> **DATA LINES**
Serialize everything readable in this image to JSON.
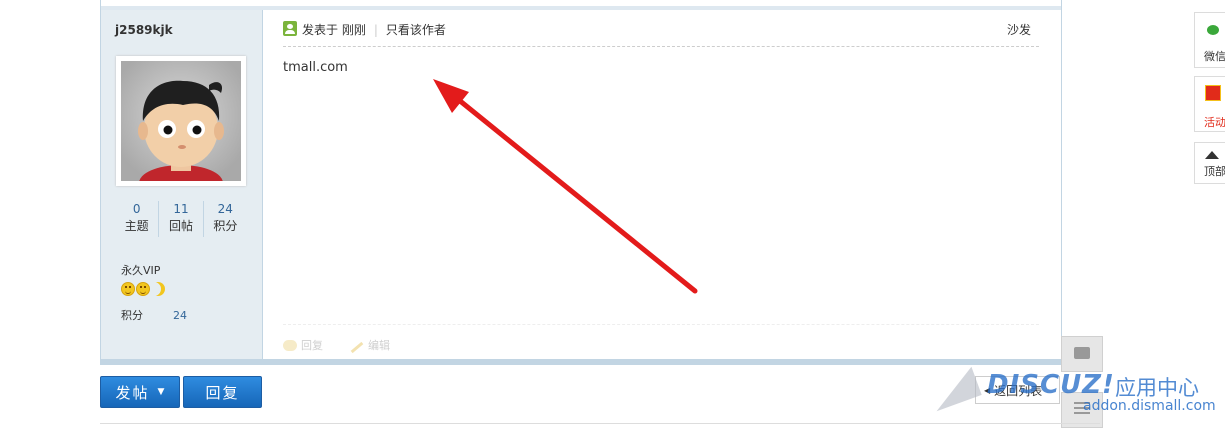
{
  "author": {
    "name": "j2589kjk",
    "stats": [
      {
        "value": "0",
        "label": "主题"
      },
      {
        "value": "11",
        "label": "回帖"
      },
      {
        "value": "24",
        "label": "积分"
      }
    ],
    "group": "永久VIP",
    "credits_label": "积分",
    "credits_value": "24"
  },
  "post": {
    "posted_label": "发表于 刚刚",
    "only_author": "只看该作者",
    "floor": "沙发",
    "content": "tmall.com",
    "actions": {
      "reply": "回复",
      "edit": "编辑"
    }
  },
  "toolbar": {
    "post_button": "发帖",
    "reply_button": "回复",
    "back_to_list": "返回列表"
  },
  "watermark": {
    "logo": "DISCUZ!",
    "cn": "应用中心",
    "url": "addon.dismall.com"
  },
  "right_sidebar": {
    "wechat": "微信",
    "event": "活动",
    "top": "顶部"
  },
  "colors": {
    "side_bg": "#e5edf2",
    "border": "#c2d5e3",
    "button_blue": "#1f74cc",
    "arrow_red": "#e31b1b"
  }
}
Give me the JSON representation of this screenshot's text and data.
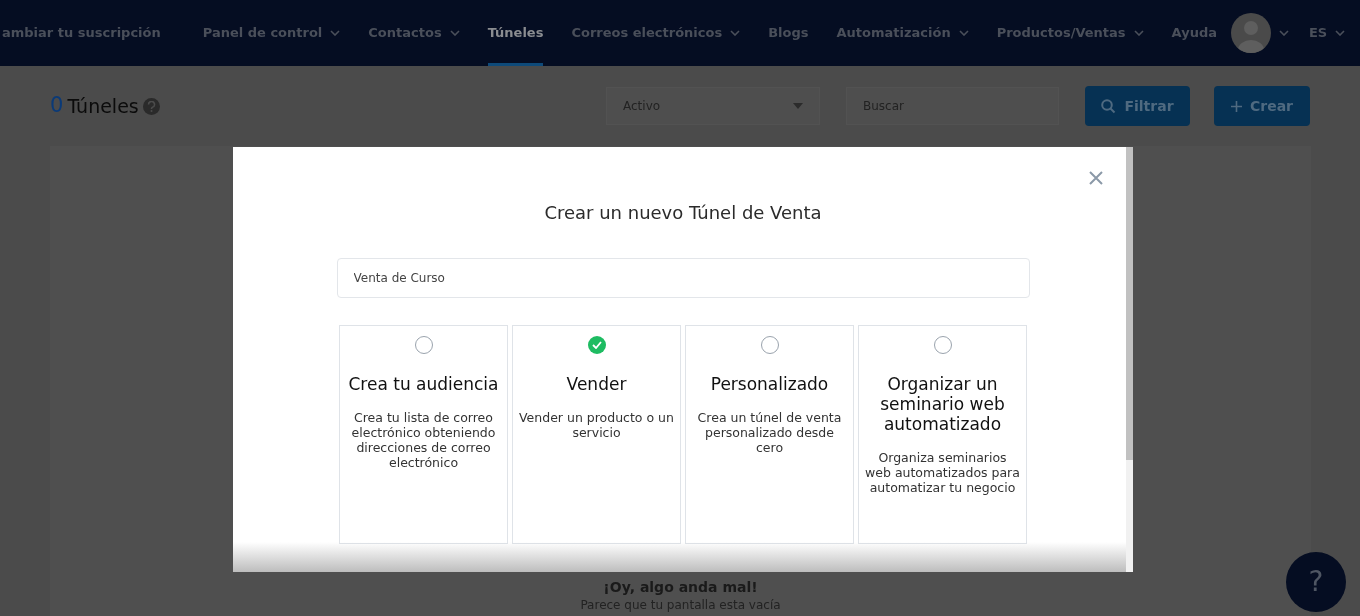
{
  "nav": {
    "items": [
      {
        "label": "ambiar tu suscripción",
        "dropdown": false,
        "selected": false
      },
      {
        "label": "Panel de control",
        "dropdown": true,
        "selected": false
      },
      {
        "label": "Contactos",
        "dropdown": true,
        "selected": false
      },
      {
        "label": "Túneles",
        "dropdown": false,
        "selected": true
      },
      {
        "label": "Correos electrónicos",
        "dropdown": true,
        "selected": false
      },
      {
        "label": "Blogs",
        "dropdown": false,
        "selected": false
      },
      {
        "label": "Automatización",
        "dropdown": true,
        "selected": false
      },
      {
        "label": "Productos/Ventas",
        "dropdown": true,
        "selected": false
      },
      {
        "label": "Ayuda",
        "dropdown": false,
        "selected": false
      }
    ],
    "language": "ES"
  },
  "header": {
    "count": "0",
    "title": "Túneles",
    "status_select": "Activo",
    "search": {
      "placeholder": "Buscar"
    },
    "filter_button": "Filtrar",
    "create_button": "Crear"
  },
  "empty_state": {
    "title": "¡Oy, algo anda mal!",
    "message": "Parece que tu pantalla esta vacía"
  },
  "modal": {
    "title": "Crear un nuevo Túnel de Venta",
    "name_field": {
      "value": "Venta de Curso"
    },
    "options": [
      {
        "title": "Crea tu audiencia",
        "description": "Crea tu lista de correo electrónico obteniendo direcciones de correo electrónico",
        "selected": false
      },
      {
        "title": "Vender",
        "description": "Vender un producto o un servicio",
        "selected": true
      },
      {
        "title": "Personalizado",
        "description": "Crea un túnel de venta personalizado desde cero",
        "selected": false
      },
      {
        "title": "Organizar un seminario web automatizado",
        "description": "Organiza seminarios web automatizados para automatizar tu negocio",
        "selected": false
      }
    ]
  },
  "help_button": "?"
}
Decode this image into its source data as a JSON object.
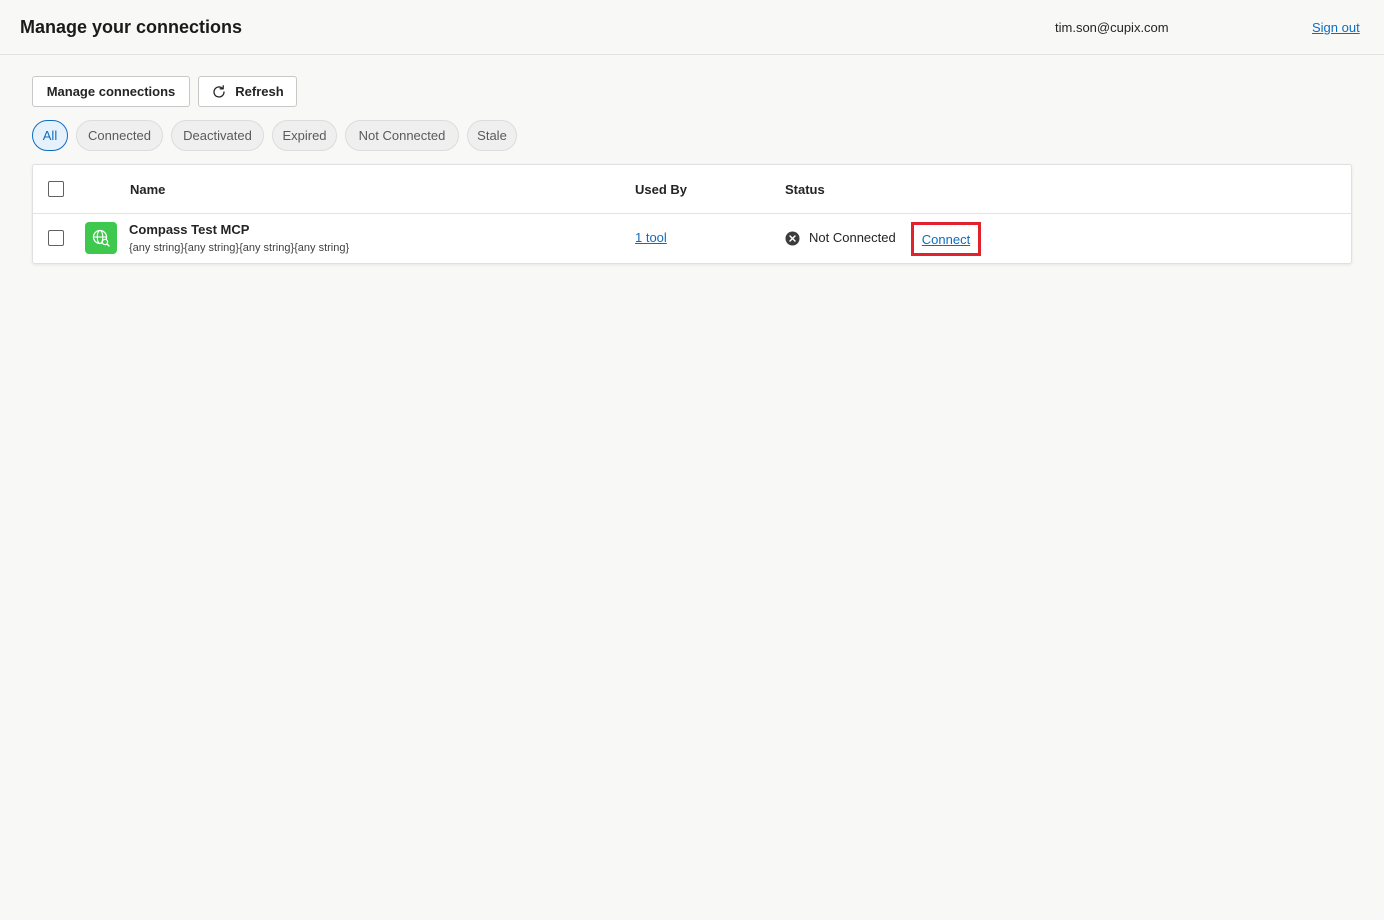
{
  "header": {
    "title": "Manage your connections",
    "user_email": "tim.son@cupix.com",
    "sign_out": "Sign out"
  },
  "toolbar": {
    "manage_label": "Manage connections",
    "refresh_label": "Refresh"
  },
  "filters": [
    "All",
    "Connected",
    "Deactivated",
    "Expired",
    "Not Connected",
    "Stale"
  ],
  "active_filter": "All",
  "table": {
    "columns": {
      "name": "Name",
      "used_by": "Used By",
      "status": "Status"
    },
    "rows": [
      {
        "name": "Compass Test MCP",
        "subtitle": "{any string}{any string}{any string}{any string}",
        "used_by": "1 tool",
        "status": "Not Connected",
        "action": "Connect",
        "icon": "globe-search-icon"
      }
    ]
  },
  "colors": {
    "accent": "#0f6cbd",
    "app_icon_bg": "#3ec94e",
    "highlight_border": "#e0222c"
  }
}
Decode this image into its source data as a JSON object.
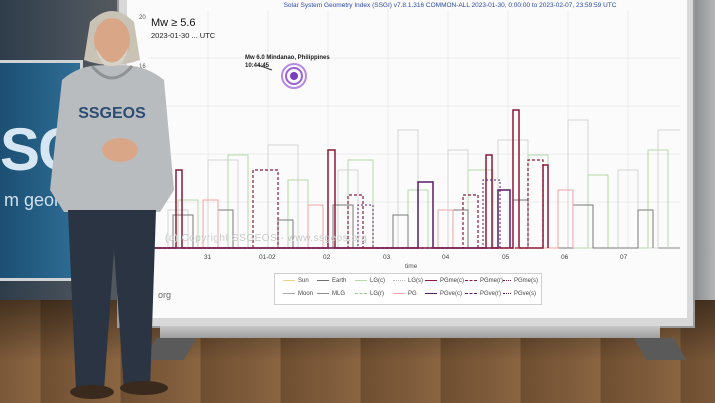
{
  "chart": {
    "title": "Solar System Geometry Index (SSGI) v7.8.1.316 COMMON-ALL 2023-01-30, 0:00:00 to 2023-02-07, 23:59:59 UTC",
    "magnitude": "Mw ≥ 5.6",
    "date_range": "2023-01-30 ... UTC",
    "event_name": "Mw 6.0 Mindanao, Philippines",
    "event_time": "10:44:45",
    "watermark": "(c) Copyright SSGEOS - www.ssgeos.org",
    "org_text": "org",
    "x_axis_label": "time",
    "y_ticks": [
      "20",
      "16"
    ]
  },
  "chart_data": {
    "type": "line",
    "x": [
      "31",
      "01-02",
      "02",
      "03",
      "04",
      "05",
      "06",
      "07"
    ],
    "xlabel": "time",
    "series": [
      {
        "name": "Sun",
        "color": "#e8d58a"
      },
      {
        "name": "Earth",
        "color": "#6e6e6e"
      },
      {
        "name": "LG(c)",
        "color": "#b7d9a8"
      },
      {
        "name": "LG(s)",
        "color": "#d0d0d0"
      },
      {
        "name": "PGme(c)",
        "color": "#8b1a3a"
      },
      {
        "name": "PGme(r)",
        "color": "#8b1a3a"
      },
      {
        "name": "PGme(s)",
        "color": "#8b1a3a"
      },
      {
        "name": "Moon",
        "color": "#aaaaaa"
      },
      {
        "name": "MLG",
        "color": "#8f8f8f"
      },
      {
        "name": "LG(r)",
        "color": "#a0c890"
      },
      {
        "name": "PG",
        "color": "#f7a7a7"
      },
      {
        "name": "PGve(c)",
        "color": "#5a1a6a"
      },
      {
        "name": "PGve(r)",
        "color": "#5a1a6a"
      },
      {
        "name": "PGve(s)",
        "color": "#5a1a6a"
      }
    ]
  },
  "legend": [
    {
      "label": "Sun",
      "color": "#e8d58a",
      "dash": "solid"
    },
    {
      "label": "Earth",
      "color": "#6e6e6e",
      "dash": "solid"
    },
    {
      "label": "LG(c)",
      "color": "#b7d9a8",
      "dash": "solid"
    },
    {
      "label": "LG(s)",
      "color": "#d0d0d0",
      "dash": "dotted"
    },
    {
      "label": "PGme(c)",
      "color": "#8b1a3a",
      "dash": "solid"
    },
    {
      "label": "PGme(r)",
      "color": "#8b1a3a",
      "dash": "dashed"
    },
    {
      "label": "PGme(s)",
      "color": "#8b1a3a",
      "dash": "dotted"
    },
    {
      "label": "Moon",
      "color": "#aaaaaa",
      "dash": "solid"
    },
    {
      "label": "MLG",
      "color": "#8f8f8f",
      "dash": "solid"
    },
    {
      "label": "LG(r)",
      "color": "#a0c890",
      "dash": "dashed"
    },
    {
      "label": "PG",
      "color": "#f7a7a7",
      "dash": "solid"
    },
    {
      "label": "PGve(c)",
      "color": "#5a1a6a",
      "dash": "solid"
    },
    {
      "label": "PGve(r)",
      "color": "#5a1a6a",
      "dash": "dashed"
    },
    {
      "label": "PGve(s)",
      "color": "#5a1a6a",
      "dash": "dotted"
    }
  ],
  "side_panel": {
    "logo": "SGE",
    "subtitle": "m geomet"
  },
  "presenter": {
    "hoodie_text": "SSGEOS"
  }
}
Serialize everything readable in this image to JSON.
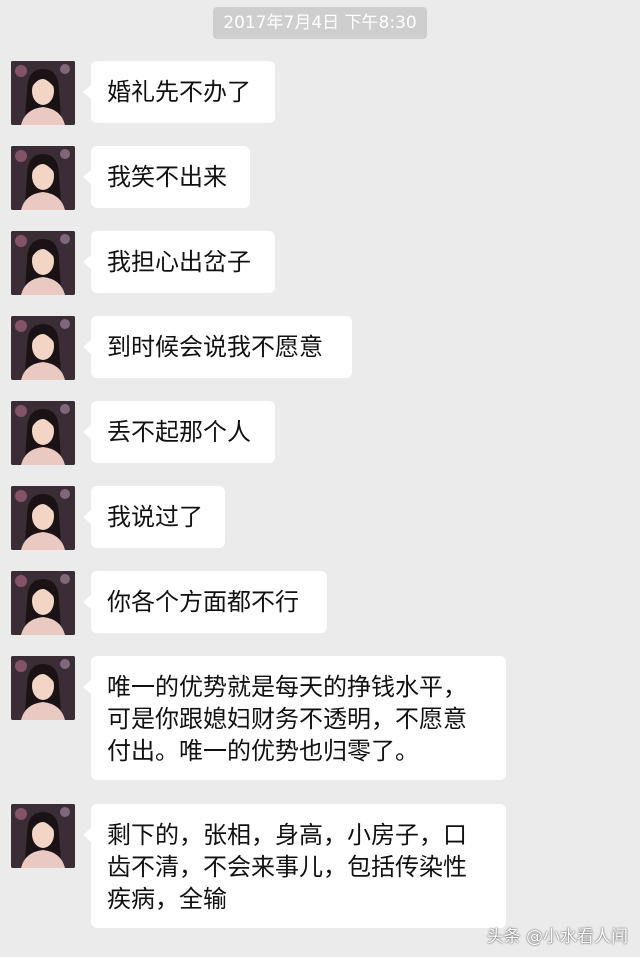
{
  "chat": {
    "timestamp": "2017年7月4日 下午8:30",
    "messages": [
      {
        "text": "婚礼先不办了"
      },
      {
        "text": "我笑不出来"
      },
      {
        "text": "我担心出岔子"
      },
      {
        "text": "到时候会说我不愿意"
      },
      {
        "text": "丢不起那个人"
      },
      {
        "text": "我说过了"
      },
      {
        "text": "你各个方面都不行"
      },
      {
        "text": "唯一的优势就是每天的挣钱水平，可是你跟媳妇财务不透明，不愿意付出。唯一的优势也归零了。"
      },
      {
        "text": "剩下的，张相，身高，小房子，口齿不清，不会来事儿，包括传染性疾病，全输"
      }
    ]
  },
  "watermark": "头条 @小水看人间",
  "colors": {
    "background": "#ebebeb",
    "bubble": "#ffffff",
    "timestamp_bg": "#cecece",
    "text": "#111111"
  }
}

> **WHAT THE TASK REQUIRES**
Count the lines in the records above that contain the word "description", and give only the number.

> **PROBLEM SOLUTION**
4